TASK OBJECTIVE: Every line below should be copied exactly; drop the pictures.

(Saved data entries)
>> Begin
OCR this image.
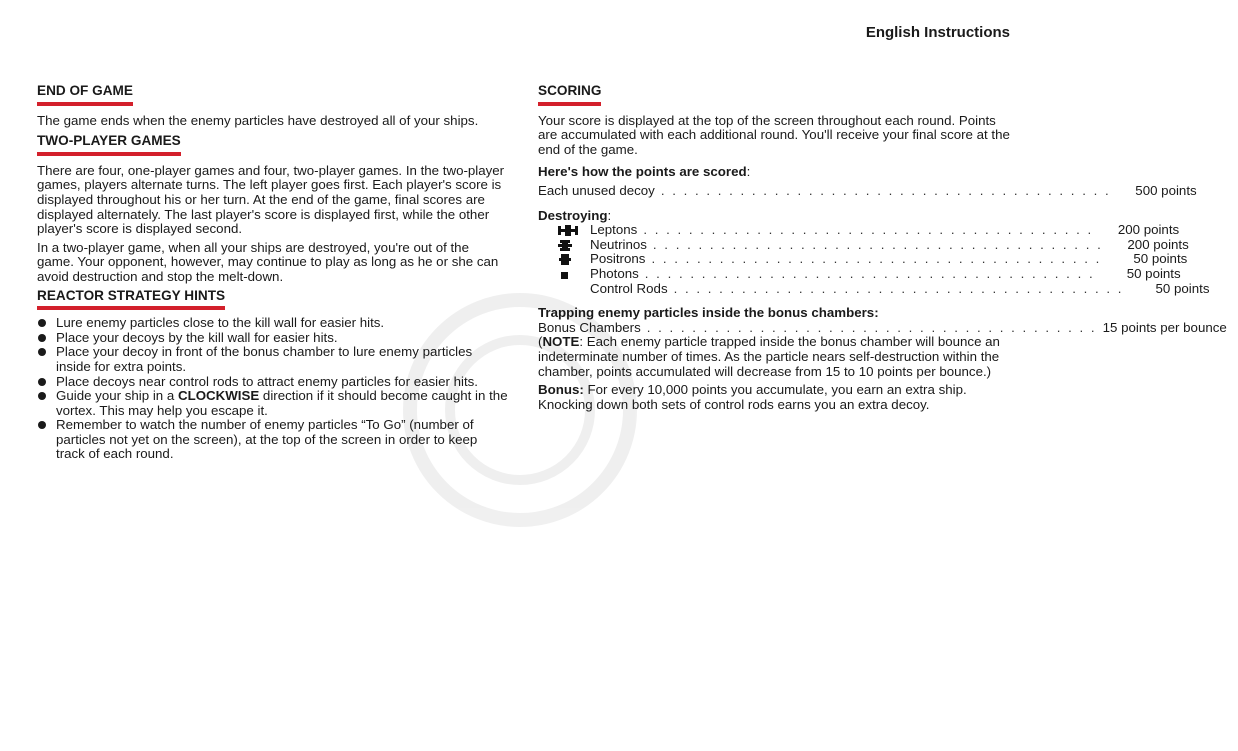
English Instructions
END OF GAME

The game ends when the enemy particles have destroyed all of your ships.

TWO-PLAYER GAMES

There are four, one-player games and four, two-player games. In the two-player games, players alternate turns. The left player goes first. Each player's score is displayed throughout his or her turn. At the end of the game, final scores are displayed alternately. The last player's score is displayed first, while the other player's score is displayed second.

In a two-player game, when all your ships are destroyed, you're out of the game. Your opponent, however, may continue to play as long as he or she can avoid destruction and stop the melt-down.

REACTOR STRATEGY HINTS
Lure enemy particles close to the kill wall for easier hits.
Place your decoys by the kill wall for easier hits.
Place your decoy in front of the bonus chamber to lure enemy particles inside for extra points.
Place decoys near control rods to attract enemy particles for easier hits.
Guide your ship in a CLOCKWISE direction if it should become caught in the vortex. This may help you escape it.
Remember to watch the number of enemy particles “To Go” (number of particles not yet on the screen), at the top of the screen in order to keep track of each round.
SCORING

Your score is displayed at the top of the screen throughout each round. Points are accumulated with each additional round. You'll receive your final score at the end of the game.

Here's how the points are scored:

Each unused decoy . . . . . . . . . . . . . . . . . . . . . . . . . . . . . . . . . . . . . . . .	500 points

Destroying:

Leptons . . . . . . . . . . . . . . . . . . . . . . . . . . . . . . . . . . . . . . . .	200 points
Neutrinos . . . . . . . . . . . . . . . . . . . . . . . . . . . . . . . . . . . . . . . .	200 points
Positrons . . . . . . . . . . . . . . . . . . . . . . . . . . . . . . . . . . . . . . . .	50 points
Photons . . . . . . . . . . . . . . . . . . . . . . . . . . . . . . . . . . . . . . . .	50 points
Control Rods . . . . . . . . . . . . . . . . . . . . . . . . . . . . . . . . . . . . . . . .	50 points

Trapping enemy particles inside the bonus chambers:

Bonus Chambers . . . . . . . . . . . . . . . . . . . . . . . . . . . . . . . . . . . . . . . . 15 points per bounce

(NOTE: Each enemy particle trapped inside the bonus chamber will bounce an indeterminate number of times. As the particle nears self-destruction within the chamber, points accumulated will decrease from 15 to 10 points per bounce.)

Bonus: For every 10,000 points you accumulate, you earn an extra ship. Knocking down both sets of control rods earns you an extra decoy.
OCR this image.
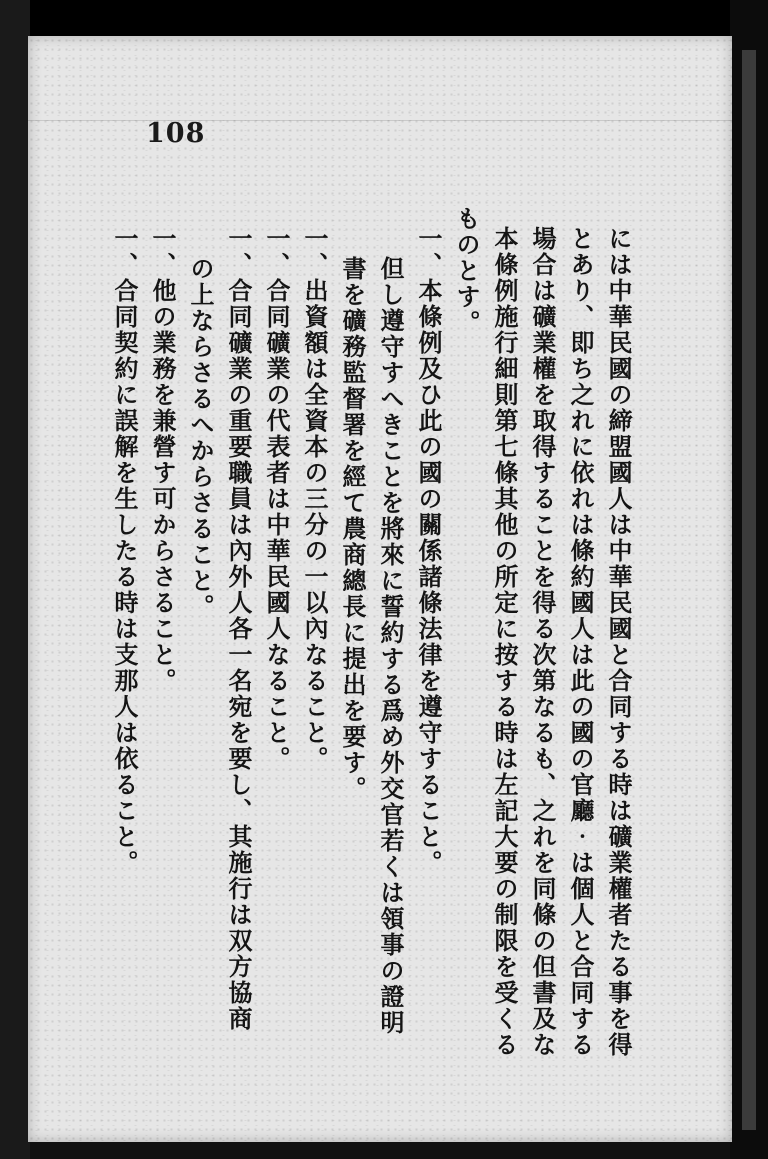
108
には中華民國の締盟國人は中華民國と合同する時は礦業權者たる事を得
とあり、即ち之れに依れは條約國人は此の國の官廳‧は個人と合同する
場合は礦業權を取得することを得る次第なるも、之れを同條の但書及な
本條例施行細則第七條其他の所定に按する時は左記大要の制限を受くる
ものとす。
一、本條例及ひ此の國の關係諸條法律を遵守すること。
但し遵守すへきことを將來に誓約する爲め外交官若くは領事の證明
書を礦務監督署を經て農商總長に提出を要す。
一、出資額は全資本の三分の一以內なること。
一、合同礦業の代表者は中華民國人なること。
一、合同礦業の重要職員は內外人各一名宛を要し、其施行は双方協商
の上ならさるへからさること。
一、他の業務を兼營す可からさること。
一、合同契約に誤解を生したる時は支那人は依ること。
>> End
ANSWER BELOW:
OCR this image.
English Instructions
END OF GAME

The game ends when the enemy particles have destroyed all of your ships.

TWO-PLAYER GAMES

There are four, one-player games and four, two-player games. In the two-player games, players alternate turns. The left player goes first. Each player's score is displayed throughout his or her turn. At the end of the game, final scores are displayed alternately. The last player's score is displayed first, while the other player's score is displayed second.

In a two-player game, when all your ships are destroyed, you're out of the game. Your opponent, however, may continue to play as long as he or she can avoid destruction and stop the melt-down.

REACTOR STRATEGY HINTS
Lure enemy particles close to the kill wall for easier hits.
Place your decoys by the kill wall for easier hits.
Place your decoy in front of the bonus chamber to lure enemy particles inside for extra points.
Place decoys near control rods to attract enemy particles for easier hits.
Guide your ship in a CLOCKWISE direction if it should become caught in the vortex. This may help you escape it.
Remember to watch the number of enemy particles “To Go” (number of particles not yet on the screen), at the top of the screen in order to keep track of each round.
SCORING

Your score is displayed at the top of the screen throughout each round. Points are accumulated with each additional round. You'll receive your final score at the end of the game.

Here's how the points are scored:

Each unused decoy . . . . . . . . . . . . . . . . . . . . . . . . . . . . . . . . . . . . . . . .	500 points

Destroying:

Leptons . . . . . . . . . . . . . . . . . . . . . . . . . . . . . . . . . . . . . . . .	200 points
Neutrinos . . . . . . . . . . . . . . . . . . . . . . . . . . . . . . . . . . . . . . . .	200 points
Positrons . . . . . . . . . . . . . . . . . . . . . . . . . . . . . . . . . . . . . . . .	50 points
Photons . . . . . . . . . . . . . . . . . . . . . . . . . . . . . . . . . . . . . . . .	50 points
Control Rods . . . . . . . . . . . . . . . . . . . . . . . . . . . . . . . . . . . . . . . .	50 points

Trapping enemy particles inside the bonus chambers:

Bonus Chambers . . . . . . . . . . . . . . . . . . . . . . . . . . . . . . . . . . . . . . . . 15 points per bounce

(NOTE: Each enemy particle trapped inside the bonus chamber will bounce an indeterminate number of times. As the particle nears self-destruction within the chamber, points accumulated will decrease from 15 to 10 points per bounce.)

Bonus: For every 10,000 points you accumulate, you earn an extra ship. Knocking down both sets of control rods earns you an extra decoy.
OCR this image.
108
には中華民國の締盟國人は中華民國と合同する時は礦業權者たる事を得
とあり、即ち之れに依れは條約國人は此の國の官廳‧は個人と合同する
場合は礦業權を取得することを得る次第なるも、之れを同條の但書及な
本條例施行細則第七條其他の所定に按する時は左記大要の制限を受くる
ものとす。
一、本條例及ひ此の國の關係諸條法律を遵守すること。
但し遵守すへきことを將來に誓約する爲め外交官若くは領事の證明
書を礦務監督署を經て農商總長に提出を要す。
一、出資額は全資本の三分の一以內なること。
一、合同礦業の代表者は中華民國人なること。
一、合同礦業の重要職員は內外人各一名宛を要し、其施行は双方協商
の上ならさるへからさること。
一、他の業務を兼營す可からさること。
一、合同契約に誤解を生したる時は支那人は依ること。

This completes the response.